§ What is expected
Reproduce all lines of the listing below in which the word "담당교역자" occurs.
□ □ □ □
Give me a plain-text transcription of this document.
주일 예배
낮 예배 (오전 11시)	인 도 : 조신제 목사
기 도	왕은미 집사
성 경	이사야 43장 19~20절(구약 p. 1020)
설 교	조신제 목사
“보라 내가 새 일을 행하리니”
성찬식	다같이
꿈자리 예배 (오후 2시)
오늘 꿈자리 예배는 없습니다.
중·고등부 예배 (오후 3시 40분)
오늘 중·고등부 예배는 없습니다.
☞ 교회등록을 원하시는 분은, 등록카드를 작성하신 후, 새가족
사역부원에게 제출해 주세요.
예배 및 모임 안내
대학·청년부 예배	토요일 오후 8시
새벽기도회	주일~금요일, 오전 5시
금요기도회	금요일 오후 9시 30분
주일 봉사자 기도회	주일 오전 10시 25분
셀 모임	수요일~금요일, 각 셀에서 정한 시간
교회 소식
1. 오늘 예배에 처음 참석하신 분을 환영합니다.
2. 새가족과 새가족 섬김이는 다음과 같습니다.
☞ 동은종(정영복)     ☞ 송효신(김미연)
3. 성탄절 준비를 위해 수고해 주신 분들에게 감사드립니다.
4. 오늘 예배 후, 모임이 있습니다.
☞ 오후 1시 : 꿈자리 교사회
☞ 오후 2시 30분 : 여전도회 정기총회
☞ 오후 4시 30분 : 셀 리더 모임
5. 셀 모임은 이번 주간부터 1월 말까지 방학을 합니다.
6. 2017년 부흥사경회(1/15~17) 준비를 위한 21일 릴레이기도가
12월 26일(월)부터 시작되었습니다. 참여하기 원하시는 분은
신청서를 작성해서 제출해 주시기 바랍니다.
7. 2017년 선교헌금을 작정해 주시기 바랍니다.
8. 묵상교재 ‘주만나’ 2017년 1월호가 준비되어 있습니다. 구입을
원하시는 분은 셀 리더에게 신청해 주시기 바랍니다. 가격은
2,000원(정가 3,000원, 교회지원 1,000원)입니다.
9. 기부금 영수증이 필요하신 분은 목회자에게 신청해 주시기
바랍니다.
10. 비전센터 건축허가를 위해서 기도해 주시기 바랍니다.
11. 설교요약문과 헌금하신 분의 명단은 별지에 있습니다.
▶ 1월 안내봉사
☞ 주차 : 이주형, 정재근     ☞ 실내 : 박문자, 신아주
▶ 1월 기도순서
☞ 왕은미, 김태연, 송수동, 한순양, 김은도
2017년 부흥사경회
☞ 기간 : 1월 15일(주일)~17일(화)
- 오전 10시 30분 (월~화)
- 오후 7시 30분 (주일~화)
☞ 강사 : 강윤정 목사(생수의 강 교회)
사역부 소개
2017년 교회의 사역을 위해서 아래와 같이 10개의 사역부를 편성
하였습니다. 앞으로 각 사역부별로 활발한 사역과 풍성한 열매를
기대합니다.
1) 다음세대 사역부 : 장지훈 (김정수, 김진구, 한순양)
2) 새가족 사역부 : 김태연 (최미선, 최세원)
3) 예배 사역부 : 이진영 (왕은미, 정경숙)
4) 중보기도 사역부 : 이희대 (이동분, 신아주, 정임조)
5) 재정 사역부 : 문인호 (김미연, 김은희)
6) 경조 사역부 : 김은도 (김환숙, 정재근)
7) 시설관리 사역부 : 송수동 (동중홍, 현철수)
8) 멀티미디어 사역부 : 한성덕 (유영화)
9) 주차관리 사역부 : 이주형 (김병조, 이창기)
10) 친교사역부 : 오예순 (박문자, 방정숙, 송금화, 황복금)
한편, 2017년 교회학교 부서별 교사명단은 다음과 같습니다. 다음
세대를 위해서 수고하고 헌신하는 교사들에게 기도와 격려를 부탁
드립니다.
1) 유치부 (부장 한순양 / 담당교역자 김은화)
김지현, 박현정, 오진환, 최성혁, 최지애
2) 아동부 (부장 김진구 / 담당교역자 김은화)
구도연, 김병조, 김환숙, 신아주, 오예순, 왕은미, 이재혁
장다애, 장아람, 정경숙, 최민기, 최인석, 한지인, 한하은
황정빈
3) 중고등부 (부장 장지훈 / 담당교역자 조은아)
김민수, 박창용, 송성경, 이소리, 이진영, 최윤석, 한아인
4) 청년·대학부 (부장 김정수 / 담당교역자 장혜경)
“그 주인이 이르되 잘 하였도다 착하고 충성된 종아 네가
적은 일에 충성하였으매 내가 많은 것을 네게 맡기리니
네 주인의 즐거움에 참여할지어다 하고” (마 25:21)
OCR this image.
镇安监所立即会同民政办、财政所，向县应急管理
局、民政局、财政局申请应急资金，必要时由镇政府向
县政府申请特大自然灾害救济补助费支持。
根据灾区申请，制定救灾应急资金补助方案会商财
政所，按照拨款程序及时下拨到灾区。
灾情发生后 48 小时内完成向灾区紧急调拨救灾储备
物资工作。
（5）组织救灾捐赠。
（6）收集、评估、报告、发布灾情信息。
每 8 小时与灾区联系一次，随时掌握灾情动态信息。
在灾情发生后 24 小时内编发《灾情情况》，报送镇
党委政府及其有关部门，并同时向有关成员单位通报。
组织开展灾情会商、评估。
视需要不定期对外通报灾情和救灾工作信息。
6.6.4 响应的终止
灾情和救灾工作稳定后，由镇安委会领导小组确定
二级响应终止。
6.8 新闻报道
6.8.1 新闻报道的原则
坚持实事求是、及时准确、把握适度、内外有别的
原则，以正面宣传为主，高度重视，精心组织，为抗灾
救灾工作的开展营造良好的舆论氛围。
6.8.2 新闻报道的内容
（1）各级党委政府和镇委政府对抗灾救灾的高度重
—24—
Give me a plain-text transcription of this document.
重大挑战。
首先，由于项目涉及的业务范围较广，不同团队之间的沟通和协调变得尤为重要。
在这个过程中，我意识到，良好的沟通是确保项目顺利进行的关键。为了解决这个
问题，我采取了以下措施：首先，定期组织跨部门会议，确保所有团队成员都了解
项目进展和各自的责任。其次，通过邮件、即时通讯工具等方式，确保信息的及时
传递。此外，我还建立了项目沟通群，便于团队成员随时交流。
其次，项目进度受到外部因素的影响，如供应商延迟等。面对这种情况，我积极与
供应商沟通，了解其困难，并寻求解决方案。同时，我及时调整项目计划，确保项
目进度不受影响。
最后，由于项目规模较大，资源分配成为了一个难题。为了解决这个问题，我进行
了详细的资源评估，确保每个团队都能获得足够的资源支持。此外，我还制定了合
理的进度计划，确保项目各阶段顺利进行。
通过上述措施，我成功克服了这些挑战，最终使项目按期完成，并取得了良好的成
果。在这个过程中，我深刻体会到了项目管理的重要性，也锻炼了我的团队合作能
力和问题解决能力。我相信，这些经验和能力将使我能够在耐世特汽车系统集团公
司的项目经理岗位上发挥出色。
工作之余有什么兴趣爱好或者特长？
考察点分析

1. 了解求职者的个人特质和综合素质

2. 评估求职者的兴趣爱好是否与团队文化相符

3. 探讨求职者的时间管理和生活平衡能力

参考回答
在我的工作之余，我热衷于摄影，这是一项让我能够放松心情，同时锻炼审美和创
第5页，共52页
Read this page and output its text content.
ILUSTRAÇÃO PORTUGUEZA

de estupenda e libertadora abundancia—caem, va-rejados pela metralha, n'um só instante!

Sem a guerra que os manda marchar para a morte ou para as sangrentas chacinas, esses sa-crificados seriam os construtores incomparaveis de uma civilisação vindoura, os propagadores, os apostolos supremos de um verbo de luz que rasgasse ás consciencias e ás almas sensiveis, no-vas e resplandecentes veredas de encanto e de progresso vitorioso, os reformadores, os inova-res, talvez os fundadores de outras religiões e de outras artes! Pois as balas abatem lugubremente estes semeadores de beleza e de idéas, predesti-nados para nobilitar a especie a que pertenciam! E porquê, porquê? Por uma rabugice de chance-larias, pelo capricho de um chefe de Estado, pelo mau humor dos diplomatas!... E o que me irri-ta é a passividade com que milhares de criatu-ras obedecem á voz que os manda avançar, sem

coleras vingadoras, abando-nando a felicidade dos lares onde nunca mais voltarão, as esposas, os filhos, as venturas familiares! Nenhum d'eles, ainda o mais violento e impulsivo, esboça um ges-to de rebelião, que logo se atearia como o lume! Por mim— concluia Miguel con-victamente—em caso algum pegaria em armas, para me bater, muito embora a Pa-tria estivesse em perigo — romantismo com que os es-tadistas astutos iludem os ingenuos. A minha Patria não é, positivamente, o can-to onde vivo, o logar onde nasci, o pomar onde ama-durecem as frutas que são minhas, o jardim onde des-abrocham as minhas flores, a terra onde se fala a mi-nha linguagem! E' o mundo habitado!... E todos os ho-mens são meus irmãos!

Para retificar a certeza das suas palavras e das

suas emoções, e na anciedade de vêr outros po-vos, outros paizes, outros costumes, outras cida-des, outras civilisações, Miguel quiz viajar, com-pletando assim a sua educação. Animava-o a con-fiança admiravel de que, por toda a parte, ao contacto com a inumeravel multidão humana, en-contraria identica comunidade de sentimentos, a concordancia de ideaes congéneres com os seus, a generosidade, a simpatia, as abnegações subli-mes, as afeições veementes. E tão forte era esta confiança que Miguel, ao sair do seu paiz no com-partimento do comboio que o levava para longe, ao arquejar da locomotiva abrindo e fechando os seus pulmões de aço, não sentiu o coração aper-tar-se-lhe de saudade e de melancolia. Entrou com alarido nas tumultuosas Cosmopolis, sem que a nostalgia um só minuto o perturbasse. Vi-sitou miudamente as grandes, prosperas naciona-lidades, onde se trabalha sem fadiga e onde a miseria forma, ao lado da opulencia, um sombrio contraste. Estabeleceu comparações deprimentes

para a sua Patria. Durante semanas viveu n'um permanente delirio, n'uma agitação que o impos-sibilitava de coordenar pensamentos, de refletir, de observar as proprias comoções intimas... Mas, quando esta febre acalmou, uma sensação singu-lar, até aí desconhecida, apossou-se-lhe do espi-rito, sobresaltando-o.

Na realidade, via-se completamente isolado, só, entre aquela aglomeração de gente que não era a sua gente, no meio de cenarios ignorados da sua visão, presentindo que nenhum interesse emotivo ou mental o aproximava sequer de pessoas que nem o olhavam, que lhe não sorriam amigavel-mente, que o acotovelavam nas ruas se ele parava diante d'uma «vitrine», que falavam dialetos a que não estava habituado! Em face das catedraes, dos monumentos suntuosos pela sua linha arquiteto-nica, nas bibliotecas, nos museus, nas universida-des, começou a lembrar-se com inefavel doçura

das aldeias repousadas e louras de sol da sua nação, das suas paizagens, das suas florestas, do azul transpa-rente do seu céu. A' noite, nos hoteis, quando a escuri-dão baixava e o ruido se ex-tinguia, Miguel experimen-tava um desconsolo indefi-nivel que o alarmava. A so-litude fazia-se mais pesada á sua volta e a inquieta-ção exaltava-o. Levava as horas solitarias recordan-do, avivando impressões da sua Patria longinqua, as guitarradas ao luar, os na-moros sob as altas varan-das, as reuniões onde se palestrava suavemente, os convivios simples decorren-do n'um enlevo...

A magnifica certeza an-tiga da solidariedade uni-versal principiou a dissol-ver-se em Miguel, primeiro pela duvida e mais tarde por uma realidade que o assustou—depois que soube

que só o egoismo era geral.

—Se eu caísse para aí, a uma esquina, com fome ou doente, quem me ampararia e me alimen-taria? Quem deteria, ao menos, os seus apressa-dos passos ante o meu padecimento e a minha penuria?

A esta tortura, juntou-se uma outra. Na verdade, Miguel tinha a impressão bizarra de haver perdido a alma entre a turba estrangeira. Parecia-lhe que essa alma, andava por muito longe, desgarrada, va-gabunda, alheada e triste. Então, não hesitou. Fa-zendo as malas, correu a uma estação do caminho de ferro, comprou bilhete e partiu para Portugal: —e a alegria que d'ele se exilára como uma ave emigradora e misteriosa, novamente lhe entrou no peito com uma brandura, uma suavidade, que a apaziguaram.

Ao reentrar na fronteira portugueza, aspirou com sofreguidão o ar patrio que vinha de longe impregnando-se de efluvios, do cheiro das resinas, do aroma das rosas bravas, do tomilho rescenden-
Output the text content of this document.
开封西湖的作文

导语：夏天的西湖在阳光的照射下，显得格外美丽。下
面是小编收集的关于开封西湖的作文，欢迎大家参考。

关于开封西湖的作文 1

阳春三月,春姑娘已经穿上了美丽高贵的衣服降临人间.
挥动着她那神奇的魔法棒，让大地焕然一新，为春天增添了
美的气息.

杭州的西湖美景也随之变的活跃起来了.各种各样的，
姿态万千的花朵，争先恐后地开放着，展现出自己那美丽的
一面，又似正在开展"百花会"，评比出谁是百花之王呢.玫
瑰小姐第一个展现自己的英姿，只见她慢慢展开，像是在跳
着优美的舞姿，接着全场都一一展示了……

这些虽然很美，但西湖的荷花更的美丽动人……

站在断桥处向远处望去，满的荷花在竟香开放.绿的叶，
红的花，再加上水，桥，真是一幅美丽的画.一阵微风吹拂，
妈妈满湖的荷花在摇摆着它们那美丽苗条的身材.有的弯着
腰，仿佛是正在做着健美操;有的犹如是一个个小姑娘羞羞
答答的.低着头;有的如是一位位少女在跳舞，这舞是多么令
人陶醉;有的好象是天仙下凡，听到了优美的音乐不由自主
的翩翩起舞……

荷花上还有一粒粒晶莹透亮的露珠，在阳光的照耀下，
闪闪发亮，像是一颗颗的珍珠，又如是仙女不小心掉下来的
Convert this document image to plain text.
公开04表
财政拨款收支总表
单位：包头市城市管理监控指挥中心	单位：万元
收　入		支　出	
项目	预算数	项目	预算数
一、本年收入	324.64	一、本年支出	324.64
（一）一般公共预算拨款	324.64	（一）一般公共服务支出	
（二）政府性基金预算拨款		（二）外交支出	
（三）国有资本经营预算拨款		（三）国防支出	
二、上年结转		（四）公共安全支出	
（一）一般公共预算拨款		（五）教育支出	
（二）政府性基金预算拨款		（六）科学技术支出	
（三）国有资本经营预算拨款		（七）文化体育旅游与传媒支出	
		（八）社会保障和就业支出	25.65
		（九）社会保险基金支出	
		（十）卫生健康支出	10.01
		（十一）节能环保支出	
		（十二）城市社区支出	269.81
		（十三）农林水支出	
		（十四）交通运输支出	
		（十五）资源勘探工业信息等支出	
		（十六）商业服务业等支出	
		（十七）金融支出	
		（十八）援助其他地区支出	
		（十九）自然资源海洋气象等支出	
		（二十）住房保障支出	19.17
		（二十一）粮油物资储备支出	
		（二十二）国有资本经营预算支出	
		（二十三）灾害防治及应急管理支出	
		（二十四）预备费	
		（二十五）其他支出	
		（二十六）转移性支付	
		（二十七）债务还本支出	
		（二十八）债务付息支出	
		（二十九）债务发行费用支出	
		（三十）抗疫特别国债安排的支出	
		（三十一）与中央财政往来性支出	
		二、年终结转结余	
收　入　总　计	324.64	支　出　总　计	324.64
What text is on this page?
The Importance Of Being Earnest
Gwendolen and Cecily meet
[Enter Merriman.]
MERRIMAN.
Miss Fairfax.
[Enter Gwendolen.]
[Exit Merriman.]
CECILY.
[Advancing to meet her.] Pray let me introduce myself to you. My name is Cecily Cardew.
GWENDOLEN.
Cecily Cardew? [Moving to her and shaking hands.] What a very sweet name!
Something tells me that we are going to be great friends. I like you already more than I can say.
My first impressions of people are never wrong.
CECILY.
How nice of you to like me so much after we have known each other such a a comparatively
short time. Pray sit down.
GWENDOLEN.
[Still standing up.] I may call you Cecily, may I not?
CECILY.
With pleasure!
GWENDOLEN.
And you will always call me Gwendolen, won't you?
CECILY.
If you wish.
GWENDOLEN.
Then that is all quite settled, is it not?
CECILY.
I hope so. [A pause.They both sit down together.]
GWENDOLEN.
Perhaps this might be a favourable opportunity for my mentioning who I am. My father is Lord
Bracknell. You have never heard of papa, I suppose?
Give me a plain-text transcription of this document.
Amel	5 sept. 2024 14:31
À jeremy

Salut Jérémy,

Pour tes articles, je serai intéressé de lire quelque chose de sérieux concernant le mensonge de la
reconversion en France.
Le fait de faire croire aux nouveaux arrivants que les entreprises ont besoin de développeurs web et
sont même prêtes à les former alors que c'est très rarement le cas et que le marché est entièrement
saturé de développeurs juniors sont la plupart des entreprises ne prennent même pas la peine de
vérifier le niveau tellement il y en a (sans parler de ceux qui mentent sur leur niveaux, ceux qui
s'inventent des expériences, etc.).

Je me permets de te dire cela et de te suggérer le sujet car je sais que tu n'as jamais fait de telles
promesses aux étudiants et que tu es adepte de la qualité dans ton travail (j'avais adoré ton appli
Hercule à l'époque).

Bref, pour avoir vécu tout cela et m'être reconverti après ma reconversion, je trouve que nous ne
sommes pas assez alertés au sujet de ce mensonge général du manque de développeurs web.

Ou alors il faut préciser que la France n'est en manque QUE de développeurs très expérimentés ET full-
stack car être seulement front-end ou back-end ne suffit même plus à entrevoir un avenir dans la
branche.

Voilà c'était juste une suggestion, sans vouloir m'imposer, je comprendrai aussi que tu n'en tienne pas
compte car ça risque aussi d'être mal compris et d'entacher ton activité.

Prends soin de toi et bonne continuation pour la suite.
□ □ □ □
§ Reply
1) 유치부 (부장 한순양 / 담당교역자 김은화)
2) 아동부 (부장 김진구 / 담당교역자 김은화)
3) 중고등부 (부장 장지훈 / 담당교역자 조은아)
4) 청년·대학부 (부장 김정수 / 담당교역자 장혜경)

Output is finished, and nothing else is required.